Task to carry out: Show every line where "scattering" occurs.

Exercise data:
Begin
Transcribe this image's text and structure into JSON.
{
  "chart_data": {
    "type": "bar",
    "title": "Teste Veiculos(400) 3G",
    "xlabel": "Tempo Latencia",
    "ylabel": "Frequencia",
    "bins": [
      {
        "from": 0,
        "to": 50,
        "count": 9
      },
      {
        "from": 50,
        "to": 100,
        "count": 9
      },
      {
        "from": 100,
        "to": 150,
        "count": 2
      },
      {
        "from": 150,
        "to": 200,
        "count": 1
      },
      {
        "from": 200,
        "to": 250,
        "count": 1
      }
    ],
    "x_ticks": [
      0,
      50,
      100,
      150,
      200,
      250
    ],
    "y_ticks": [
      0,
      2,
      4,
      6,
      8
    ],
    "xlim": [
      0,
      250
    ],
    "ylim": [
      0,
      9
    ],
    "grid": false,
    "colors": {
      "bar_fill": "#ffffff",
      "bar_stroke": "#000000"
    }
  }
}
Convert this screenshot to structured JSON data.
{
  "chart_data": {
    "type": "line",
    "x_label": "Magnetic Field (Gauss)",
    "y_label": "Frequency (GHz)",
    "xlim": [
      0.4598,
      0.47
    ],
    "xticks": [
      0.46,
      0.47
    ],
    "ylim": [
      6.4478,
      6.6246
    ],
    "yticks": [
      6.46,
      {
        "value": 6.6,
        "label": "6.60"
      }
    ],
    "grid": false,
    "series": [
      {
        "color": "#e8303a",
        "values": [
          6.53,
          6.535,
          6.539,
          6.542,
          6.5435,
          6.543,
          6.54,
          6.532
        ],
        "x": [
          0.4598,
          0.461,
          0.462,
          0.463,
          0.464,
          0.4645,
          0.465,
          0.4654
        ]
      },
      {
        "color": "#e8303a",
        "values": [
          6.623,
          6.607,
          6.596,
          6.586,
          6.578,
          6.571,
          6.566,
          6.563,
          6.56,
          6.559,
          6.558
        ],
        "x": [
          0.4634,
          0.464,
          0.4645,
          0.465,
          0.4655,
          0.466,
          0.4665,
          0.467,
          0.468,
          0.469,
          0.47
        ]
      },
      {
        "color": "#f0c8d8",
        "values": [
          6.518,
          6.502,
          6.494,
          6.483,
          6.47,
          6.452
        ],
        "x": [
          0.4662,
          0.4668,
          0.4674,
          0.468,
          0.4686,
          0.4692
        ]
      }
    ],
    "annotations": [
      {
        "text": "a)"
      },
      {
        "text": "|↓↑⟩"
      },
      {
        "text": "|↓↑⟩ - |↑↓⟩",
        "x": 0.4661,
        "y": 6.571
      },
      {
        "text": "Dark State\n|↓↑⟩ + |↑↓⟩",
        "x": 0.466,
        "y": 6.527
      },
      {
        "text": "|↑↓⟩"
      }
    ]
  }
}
End
Begin
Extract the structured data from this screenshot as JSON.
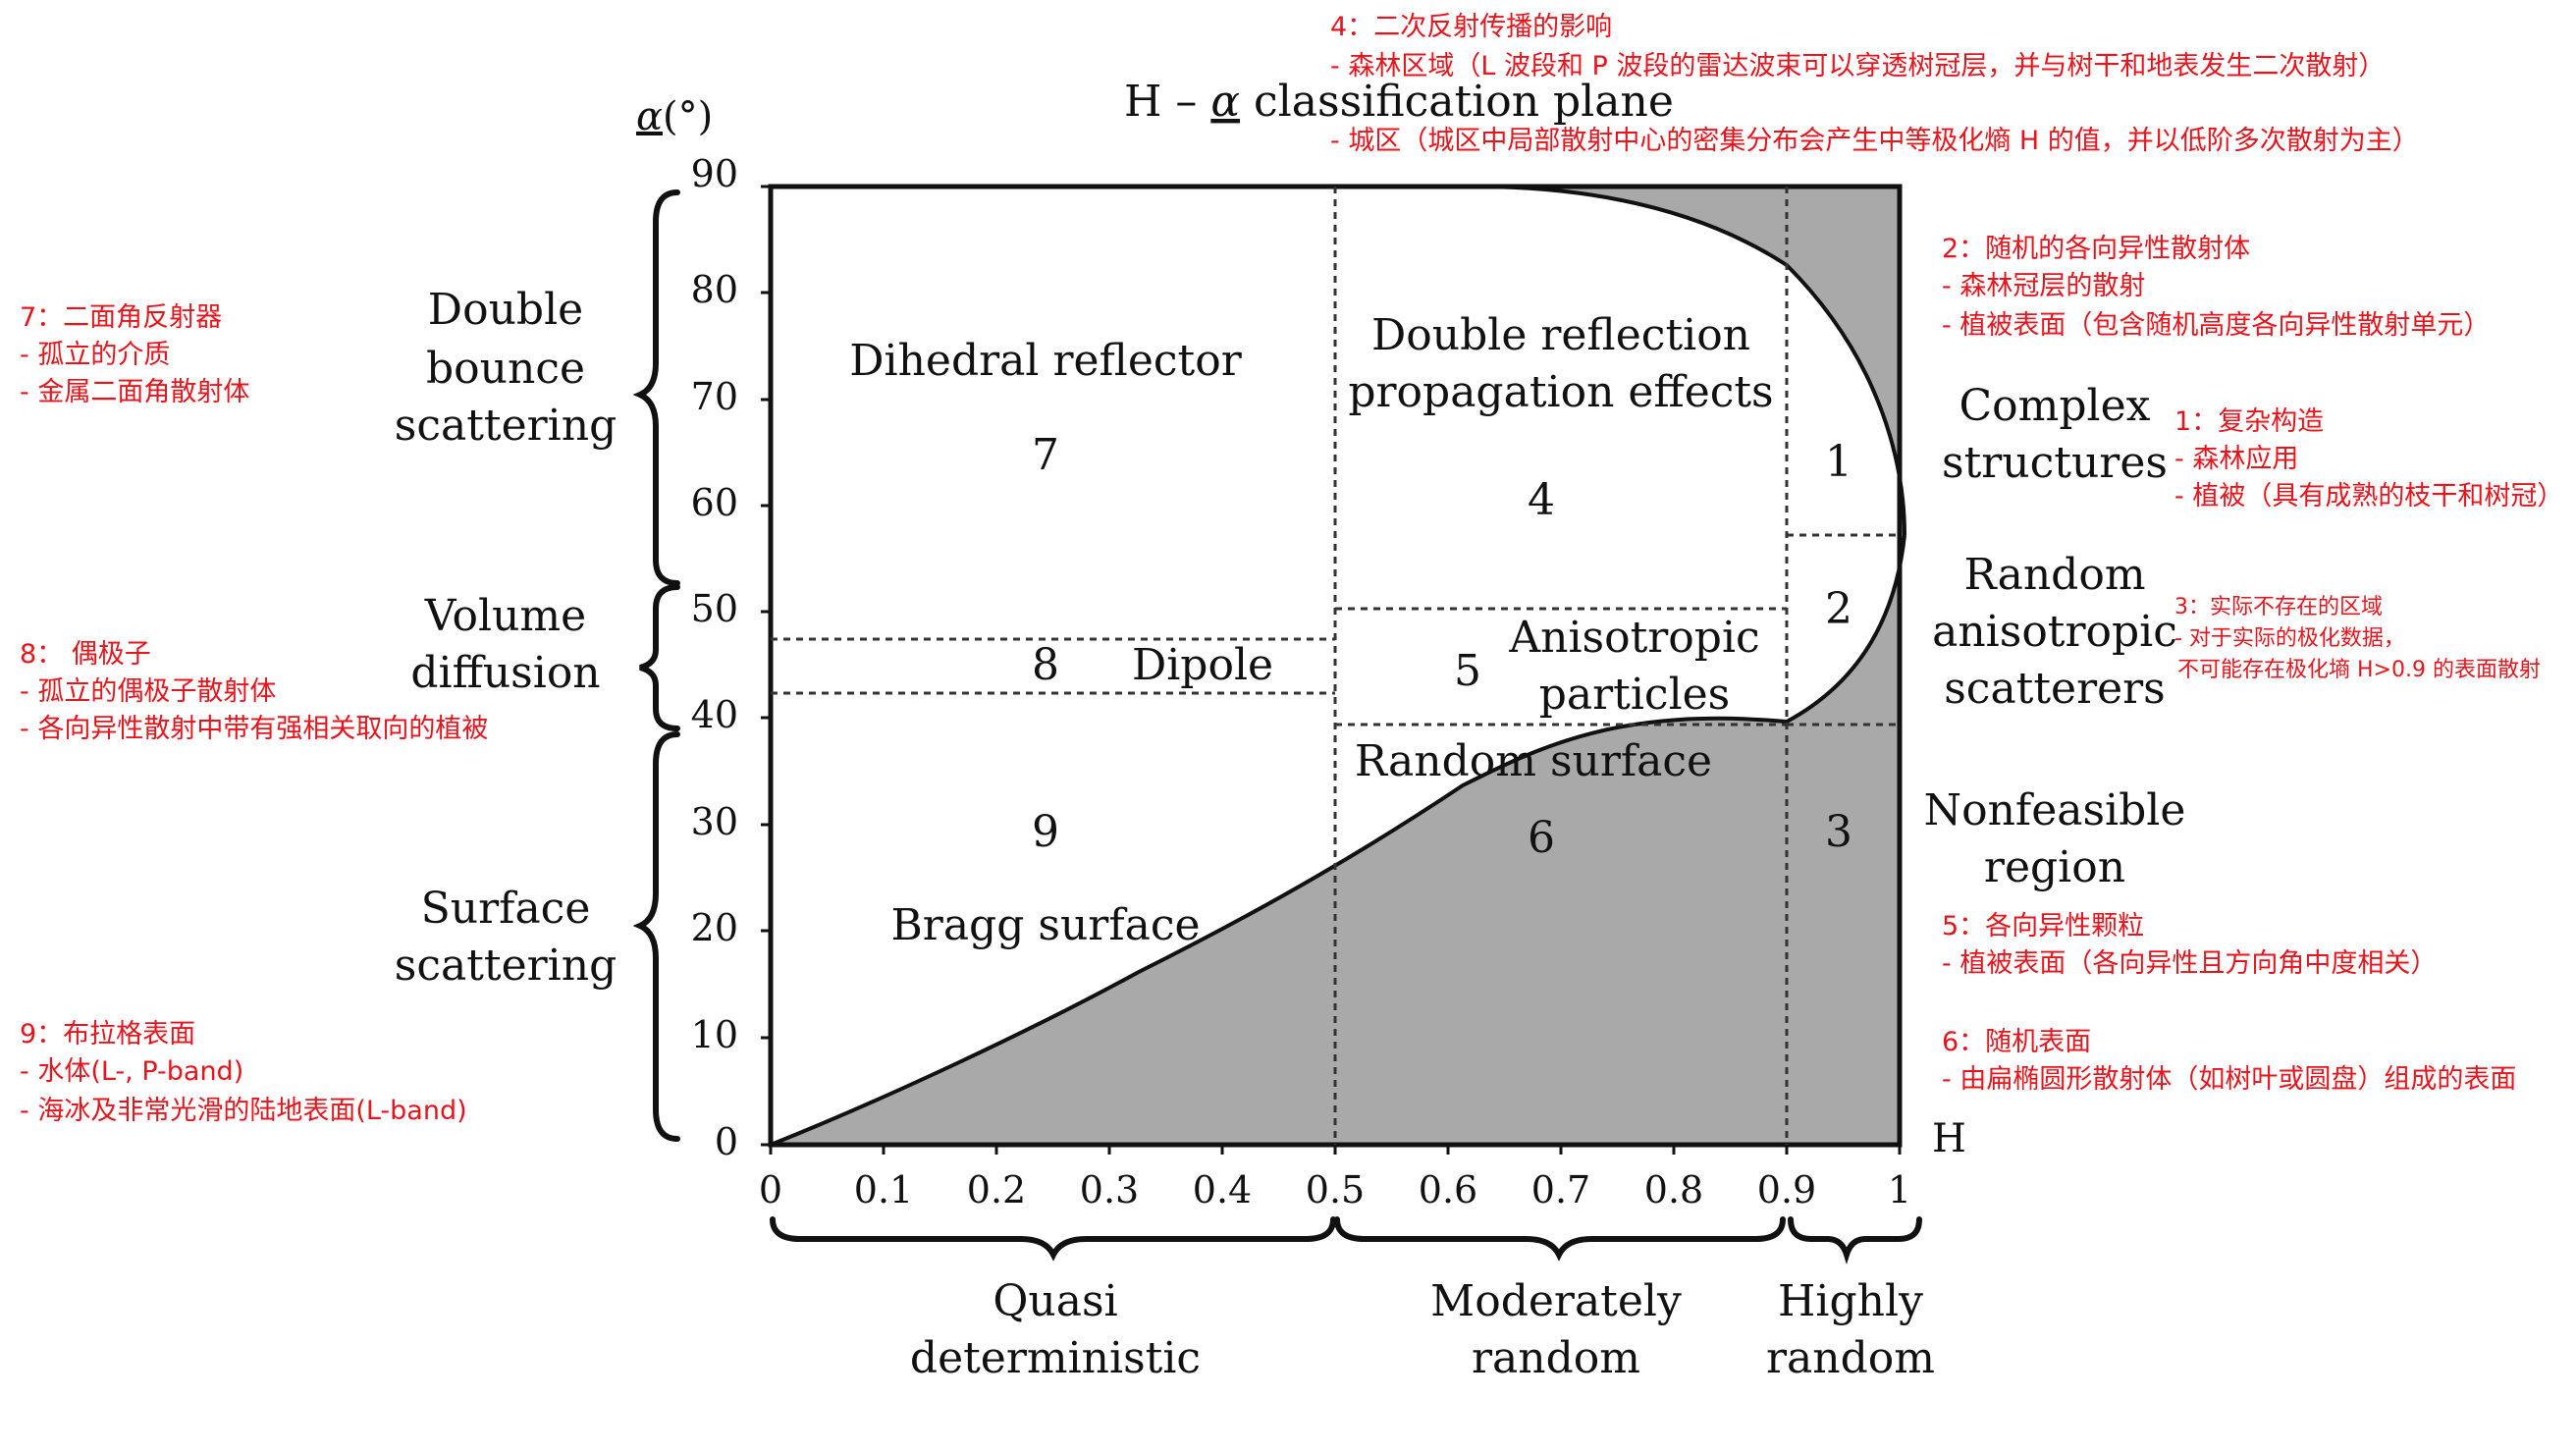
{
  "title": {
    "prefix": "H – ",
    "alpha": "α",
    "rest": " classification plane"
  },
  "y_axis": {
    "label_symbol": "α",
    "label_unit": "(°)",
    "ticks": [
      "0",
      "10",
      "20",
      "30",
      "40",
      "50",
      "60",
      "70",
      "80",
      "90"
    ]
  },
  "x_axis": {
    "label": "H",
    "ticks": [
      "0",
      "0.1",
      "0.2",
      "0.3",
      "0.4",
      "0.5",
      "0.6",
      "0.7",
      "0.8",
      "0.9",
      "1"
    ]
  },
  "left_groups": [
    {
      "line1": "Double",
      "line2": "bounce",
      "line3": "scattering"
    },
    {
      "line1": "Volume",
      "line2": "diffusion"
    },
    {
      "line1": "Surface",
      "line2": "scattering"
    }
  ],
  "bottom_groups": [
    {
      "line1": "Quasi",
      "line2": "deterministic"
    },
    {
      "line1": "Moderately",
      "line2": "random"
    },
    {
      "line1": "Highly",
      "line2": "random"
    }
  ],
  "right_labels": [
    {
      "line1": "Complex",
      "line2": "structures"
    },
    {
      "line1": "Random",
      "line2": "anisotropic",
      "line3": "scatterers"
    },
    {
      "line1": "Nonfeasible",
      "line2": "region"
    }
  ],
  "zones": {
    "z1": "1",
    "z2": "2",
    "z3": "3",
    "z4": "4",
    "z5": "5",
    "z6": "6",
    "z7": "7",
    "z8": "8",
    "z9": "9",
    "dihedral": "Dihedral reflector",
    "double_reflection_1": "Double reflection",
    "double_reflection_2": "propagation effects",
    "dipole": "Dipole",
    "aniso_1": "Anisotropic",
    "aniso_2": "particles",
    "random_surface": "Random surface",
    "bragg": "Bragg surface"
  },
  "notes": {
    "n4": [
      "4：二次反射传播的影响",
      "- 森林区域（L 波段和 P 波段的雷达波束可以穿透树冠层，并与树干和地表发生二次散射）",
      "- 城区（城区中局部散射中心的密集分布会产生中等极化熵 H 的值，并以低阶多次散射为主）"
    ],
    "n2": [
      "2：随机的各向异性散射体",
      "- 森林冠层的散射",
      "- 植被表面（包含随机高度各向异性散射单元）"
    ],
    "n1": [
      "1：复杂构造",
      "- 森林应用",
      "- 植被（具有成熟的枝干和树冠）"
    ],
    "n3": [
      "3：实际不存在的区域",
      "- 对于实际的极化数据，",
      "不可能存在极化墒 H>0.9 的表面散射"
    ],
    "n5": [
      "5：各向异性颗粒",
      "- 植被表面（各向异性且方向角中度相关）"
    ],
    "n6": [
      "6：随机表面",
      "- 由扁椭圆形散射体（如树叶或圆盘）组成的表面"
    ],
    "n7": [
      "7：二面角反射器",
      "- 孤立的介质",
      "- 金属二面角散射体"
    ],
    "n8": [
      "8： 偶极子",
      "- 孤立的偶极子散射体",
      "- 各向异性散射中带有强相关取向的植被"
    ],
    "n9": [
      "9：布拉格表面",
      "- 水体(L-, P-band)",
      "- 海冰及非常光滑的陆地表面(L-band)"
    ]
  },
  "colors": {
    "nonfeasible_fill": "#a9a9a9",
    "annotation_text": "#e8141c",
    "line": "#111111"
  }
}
End
Result for this exercise:
      "line3": "scattering"
      "line2": "scattering"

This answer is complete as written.